## À PRODUIRE
Combien de lignes ci-dessous contiennent la chaîne « maps », en tenant compte de la casse ? Indiquez uniquement ce nombre.
────────────────────────────────────────
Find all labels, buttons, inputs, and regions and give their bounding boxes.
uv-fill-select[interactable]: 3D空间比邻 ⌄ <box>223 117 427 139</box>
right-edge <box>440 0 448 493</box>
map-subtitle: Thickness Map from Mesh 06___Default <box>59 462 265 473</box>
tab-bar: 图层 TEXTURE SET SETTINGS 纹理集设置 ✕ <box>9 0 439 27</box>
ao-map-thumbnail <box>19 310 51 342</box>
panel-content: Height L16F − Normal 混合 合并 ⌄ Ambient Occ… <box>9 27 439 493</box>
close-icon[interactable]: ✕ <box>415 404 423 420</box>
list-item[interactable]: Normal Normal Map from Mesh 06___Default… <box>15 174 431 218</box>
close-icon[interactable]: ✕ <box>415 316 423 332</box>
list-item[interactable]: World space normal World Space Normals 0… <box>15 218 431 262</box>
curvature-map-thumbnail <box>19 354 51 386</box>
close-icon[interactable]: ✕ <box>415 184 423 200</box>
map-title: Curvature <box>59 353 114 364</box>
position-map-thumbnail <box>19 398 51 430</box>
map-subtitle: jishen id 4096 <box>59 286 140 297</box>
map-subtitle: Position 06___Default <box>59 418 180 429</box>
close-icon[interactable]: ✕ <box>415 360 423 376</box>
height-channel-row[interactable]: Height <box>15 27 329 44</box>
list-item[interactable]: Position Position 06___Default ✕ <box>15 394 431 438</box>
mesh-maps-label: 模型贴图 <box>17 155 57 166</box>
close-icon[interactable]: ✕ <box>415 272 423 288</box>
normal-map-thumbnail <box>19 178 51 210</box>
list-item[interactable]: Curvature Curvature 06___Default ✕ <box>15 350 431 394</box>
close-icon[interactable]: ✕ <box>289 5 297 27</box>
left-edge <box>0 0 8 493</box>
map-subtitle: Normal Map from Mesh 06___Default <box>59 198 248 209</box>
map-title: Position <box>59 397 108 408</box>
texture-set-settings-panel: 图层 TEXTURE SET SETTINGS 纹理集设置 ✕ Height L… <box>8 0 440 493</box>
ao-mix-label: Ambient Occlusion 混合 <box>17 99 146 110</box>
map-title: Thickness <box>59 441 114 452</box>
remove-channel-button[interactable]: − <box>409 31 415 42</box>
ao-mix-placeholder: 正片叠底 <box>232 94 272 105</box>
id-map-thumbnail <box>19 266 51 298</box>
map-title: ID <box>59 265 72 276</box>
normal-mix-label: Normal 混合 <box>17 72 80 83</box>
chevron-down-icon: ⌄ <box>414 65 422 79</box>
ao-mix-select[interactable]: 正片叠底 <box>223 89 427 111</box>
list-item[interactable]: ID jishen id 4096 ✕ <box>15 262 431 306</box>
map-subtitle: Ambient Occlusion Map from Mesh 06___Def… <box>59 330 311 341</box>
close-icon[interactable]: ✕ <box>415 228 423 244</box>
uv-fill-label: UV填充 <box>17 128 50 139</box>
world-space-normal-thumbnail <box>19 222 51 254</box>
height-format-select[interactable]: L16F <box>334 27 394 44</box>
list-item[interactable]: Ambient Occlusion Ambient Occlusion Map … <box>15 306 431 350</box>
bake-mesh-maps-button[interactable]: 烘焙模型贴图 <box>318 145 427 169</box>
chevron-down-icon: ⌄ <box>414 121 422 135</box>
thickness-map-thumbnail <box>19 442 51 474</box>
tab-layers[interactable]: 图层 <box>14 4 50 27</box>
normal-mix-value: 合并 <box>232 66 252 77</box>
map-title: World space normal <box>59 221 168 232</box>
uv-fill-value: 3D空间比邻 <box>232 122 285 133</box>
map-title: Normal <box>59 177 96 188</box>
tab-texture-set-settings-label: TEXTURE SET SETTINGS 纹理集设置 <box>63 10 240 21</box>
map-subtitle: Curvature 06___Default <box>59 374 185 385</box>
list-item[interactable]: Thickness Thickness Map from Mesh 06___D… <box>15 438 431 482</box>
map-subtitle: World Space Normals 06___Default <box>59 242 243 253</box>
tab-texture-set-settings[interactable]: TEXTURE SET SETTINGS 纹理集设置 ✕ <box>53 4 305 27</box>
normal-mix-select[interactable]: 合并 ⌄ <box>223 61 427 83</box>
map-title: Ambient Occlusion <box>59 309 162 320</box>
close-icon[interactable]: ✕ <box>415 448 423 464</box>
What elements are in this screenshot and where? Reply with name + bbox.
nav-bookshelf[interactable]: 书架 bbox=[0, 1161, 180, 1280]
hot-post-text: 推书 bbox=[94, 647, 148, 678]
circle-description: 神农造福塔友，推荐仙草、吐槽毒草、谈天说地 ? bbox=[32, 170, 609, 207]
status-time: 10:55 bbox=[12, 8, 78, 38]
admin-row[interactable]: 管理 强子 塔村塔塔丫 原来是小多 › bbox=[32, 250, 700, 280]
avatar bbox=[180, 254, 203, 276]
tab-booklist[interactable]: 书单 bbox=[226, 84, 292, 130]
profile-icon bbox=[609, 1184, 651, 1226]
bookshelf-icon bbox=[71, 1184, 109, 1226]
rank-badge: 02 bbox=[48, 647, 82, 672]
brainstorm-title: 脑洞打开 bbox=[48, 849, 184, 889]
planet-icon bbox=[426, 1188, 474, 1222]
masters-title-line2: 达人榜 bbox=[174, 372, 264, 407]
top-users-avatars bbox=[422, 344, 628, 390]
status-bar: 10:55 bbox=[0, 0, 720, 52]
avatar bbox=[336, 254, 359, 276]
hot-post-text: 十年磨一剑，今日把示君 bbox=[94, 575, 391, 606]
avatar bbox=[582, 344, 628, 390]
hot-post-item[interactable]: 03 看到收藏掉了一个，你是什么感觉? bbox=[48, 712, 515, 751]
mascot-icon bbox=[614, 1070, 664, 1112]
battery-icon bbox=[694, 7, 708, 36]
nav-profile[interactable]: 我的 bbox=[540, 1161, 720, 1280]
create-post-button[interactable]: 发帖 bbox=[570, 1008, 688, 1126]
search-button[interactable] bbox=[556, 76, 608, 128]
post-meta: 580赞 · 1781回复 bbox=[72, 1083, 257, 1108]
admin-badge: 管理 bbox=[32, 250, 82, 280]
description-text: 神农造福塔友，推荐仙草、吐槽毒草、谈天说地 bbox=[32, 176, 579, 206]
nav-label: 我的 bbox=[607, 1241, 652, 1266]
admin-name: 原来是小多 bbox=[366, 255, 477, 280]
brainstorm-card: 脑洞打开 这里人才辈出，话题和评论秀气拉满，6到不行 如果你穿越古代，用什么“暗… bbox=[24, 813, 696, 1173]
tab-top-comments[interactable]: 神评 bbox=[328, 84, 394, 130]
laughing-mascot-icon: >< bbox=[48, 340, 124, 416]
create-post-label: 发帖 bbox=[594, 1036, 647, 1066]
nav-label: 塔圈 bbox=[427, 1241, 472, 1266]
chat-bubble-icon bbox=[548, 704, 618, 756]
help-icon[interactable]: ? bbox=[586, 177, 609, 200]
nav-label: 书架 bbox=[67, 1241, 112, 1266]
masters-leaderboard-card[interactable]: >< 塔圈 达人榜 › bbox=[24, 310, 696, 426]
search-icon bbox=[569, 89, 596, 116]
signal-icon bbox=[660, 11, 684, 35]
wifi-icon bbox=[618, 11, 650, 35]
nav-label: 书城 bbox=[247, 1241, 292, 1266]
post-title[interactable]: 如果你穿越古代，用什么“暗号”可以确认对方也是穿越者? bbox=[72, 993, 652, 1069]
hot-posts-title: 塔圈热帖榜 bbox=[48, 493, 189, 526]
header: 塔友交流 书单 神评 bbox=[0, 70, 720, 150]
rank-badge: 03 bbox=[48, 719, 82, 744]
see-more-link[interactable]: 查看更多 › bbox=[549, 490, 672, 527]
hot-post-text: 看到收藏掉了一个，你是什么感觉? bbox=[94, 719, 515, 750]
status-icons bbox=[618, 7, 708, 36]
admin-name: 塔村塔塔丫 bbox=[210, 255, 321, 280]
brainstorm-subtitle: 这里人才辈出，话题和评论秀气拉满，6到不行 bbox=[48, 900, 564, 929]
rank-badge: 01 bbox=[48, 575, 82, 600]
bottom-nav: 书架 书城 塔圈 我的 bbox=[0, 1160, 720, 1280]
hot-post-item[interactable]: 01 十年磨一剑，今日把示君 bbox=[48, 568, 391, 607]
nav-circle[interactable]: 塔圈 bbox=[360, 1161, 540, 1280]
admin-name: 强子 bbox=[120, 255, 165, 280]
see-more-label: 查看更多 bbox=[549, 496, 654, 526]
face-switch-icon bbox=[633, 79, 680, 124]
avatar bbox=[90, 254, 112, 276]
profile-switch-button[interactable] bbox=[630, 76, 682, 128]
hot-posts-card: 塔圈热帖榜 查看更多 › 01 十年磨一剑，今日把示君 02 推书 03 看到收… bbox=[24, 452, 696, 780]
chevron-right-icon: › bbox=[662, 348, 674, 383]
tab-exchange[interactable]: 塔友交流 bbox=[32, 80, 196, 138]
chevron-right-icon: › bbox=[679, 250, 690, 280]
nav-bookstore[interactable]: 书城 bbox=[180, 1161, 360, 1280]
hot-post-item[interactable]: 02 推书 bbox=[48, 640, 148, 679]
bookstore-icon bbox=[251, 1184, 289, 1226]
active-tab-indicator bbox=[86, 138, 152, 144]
────────────────────────────────────────
## RÉPONSE COMPLÈTE
2